======== DATA

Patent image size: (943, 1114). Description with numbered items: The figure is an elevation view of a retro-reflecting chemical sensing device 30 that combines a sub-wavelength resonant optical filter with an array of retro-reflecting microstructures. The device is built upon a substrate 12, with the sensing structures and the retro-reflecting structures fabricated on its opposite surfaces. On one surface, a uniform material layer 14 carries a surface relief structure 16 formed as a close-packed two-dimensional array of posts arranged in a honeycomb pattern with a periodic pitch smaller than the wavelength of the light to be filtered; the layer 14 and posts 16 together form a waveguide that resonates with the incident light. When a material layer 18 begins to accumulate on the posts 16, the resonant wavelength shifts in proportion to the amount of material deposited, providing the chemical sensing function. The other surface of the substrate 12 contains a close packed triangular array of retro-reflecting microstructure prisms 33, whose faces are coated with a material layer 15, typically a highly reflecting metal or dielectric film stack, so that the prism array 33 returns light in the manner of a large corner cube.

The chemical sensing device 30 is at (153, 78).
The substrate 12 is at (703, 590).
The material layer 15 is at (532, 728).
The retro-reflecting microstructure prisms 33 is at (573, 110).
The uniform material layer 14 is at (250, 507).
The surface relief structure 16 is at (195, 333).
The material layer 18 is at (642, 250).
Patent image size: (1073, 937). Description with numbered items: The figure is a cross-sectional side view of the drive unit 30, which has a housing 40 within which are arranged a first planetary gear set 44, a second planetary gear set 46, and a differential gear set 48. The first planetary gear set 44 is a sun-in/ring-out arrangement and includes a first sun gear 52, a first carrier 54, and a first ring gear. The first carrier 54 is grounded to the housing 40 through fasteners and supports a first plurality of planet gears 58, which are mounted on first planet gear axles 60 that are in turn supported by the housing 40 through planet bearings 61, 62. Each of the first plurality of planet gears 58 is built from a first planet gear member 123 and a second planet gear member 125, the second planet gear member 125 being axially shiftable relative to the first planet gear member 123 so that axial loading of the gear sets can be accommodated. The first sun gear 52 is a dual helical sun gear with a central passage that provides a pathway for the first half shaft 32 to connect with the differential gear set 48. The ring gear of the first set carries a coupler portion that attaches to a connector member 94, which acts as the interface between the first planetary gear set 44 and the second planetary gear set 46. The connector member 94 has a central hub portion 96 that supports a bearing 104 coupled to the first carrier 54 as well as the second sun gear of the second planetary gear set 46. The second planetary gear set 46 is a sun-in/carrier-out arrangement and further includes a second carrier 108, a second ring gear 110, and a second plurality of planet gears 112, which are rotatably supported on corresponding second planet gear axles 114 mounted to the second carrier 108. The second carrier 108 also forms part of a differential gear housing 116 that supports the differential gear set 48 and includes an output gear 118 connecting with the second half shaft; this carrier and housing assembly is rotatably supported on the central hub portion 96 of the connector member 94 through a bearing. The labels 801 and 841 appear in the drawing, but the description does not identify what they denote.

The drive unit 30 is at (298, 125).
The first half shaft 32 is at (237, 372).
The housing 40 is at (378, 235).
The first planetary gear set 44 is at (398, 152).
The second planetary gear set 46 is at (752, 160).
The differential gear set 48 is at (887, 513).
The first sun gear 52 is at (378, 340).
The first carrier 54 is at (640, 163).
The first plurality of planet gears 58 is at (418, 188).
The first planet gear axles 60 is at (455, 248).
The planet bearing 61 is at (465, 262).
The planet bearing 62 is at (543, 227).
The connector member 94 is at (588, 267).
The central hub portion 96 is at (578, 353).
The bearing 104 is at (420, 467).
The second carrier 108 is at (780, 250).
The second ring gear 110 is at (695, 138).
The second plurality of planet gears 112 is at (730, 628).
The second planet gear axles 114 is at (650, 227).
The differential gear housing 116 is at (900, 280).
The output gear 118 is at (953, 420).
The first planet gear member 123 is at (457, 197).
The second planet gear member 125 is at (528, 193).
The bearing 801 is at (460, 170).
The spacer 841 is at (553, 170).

================

WORK REQUIRED: Copy out every line of the stored data above, word for word, without changing anything.

TASK RESPONSE:
Patent image size: (943, 1114). Description with numbered items: The figure is an elevation view of a retro-reflecting chemical sensing device 30 that combines a sub-wavelength resonant optical filter with an array of retro-reflecting microstructures. The device is built upon a substrate 12, with the sensing structures and the retro-reflecting structures fabricated on its opposite surfaces. On one surface, a uniform material layer 14 carries a surface relief structure 16 formed as a close-packed two-dimensional array of posts arranged in a honeycomb pattern with a periodic pitch smaller than the wavelength of the light to be filtered; the layer 14 and posts 16 together form a waveguide that resonates with the incident light. When a material layer 18 begins to accumulate on the posts 16, the resonant wavelength shifts in proportion to the amount of material deposited, providing the chemical sensing function. The other surface of the substrate 12 contains a close packed triangular array of retro-reflecting microstructure prisms 33, whose faces are coated with a material layer 15, typically a highly reflecting metal or dielectric film stack, so that the prism array 33 returns light in the manner of a large corner cube.

The chemical sensing device 30 is at (153, 78).
The substrate 12 is at (703, 590).
The material layer 15 is at (532, 728).
The retro-reflecting microstructure prisms 33 is at (573, 110).
The uniform material layer 14 is at (250, 507).
The surface relief structure 16 is at (195, 333).
The material layer 18 is at (642, 250).
Patent image size: (1073, 937). Description with numbered items: The figure is a cross-sectional side view of the drive unit 30, which has a housing 40 within which are arranged a first planetary gear set 44, a second planetary gear set 46, and a differential gear set 48. The first planetary gear set 44 is a sun-in/ring-out arrangement and includes a first sun gear 52, a first carrier 54, and a first ring gear. The first carrier 54 is grounded to the housing 40 through fasteners and supports a first plurality of planet gears 58, which are mounted on first planet gear axles 60 that are in turn supported by the housing 40 through planet bearings 61, 62. Each of the first plurality of planet gears 58 is built from a first planet gear member 123 and a second planet gear member 125, the second planet gear member 125 being axially shiftable relative to the first planet gear member 123 so that axial loading of the gear sets can be accommodated. The first sun gear 52 is a dual helical sun gear with a central passage that provides a pathway for the first half shaft 32 to connect with the differential gear set 48. The ring gear of the first set carries a coupler portion that attaches to a connector member 94, which acts as the interface between the first planetary gear set 44 and the second planetary gear set 46. The connector member 94 has a central hub portion 96 that supports a bearing 104 coupled to the first carrier 54 as well as the second sun gear of the second planetary gear set 46. The second planetary gear set 46 is a sun-in/carrier-out arrangement and further includes a second carrier 108, a second ring gear 110, and a second plurality of planet gears 112, which are rotatably supported on corresponding second planet gear axles 114 mounted to the second carrier 108. The second carrier 108 also forms part of a differential gear housing 116 that supports the differential gear set 48 and includes an output gear 118 connecting with the second half shaft; this carrier and housing assembly is rotatably supported on the central hub portion 96 of the connector member 94 through a bearing. The labels 801 and 841 appear in the drawing, but the description does not identify what they denote.

The drive unit 30 is at (298, 125).
The first half shaft 32 is at (237, 372).
The housing 40 is at (378, 235).
The first planetary gear set 44 is at (398, 152).
The second planetary gear set 46 is at (752, 160).
The differential gear set 48 is at (887, 513).
The first sun gear 52 is at (378, 340).
The first carrier 54 is at (640, 163).
The first plurality of planet gears 58 is at (418, 188).
The first planet gear axles 60 is at (455, 248).
The planet bearing 61 is at (465, 262).
The planet bearing 62 is at (543, 227).
The connector member 94 is at (588, 267).
The central hub portion 96 is at (578, 353).
The bearing 104 is at (420, 467).
The second carrier 108 is at (780, 250).
The second ring gear 110 is at (695, 138).
The second plurality of planet gears 112 is at (730, 628).
The second planet gear axles 114 is at (650, 227).
The differential gear housing 116 is at (900, 280).
The output gear 118 is at (953, 420).
The first planet gear member 123 is at (457, 197).
The second planet gear member 125 is at (528, 193).
The bearing 801 is at (460, 170).
The spacer 841 is at (553, 170).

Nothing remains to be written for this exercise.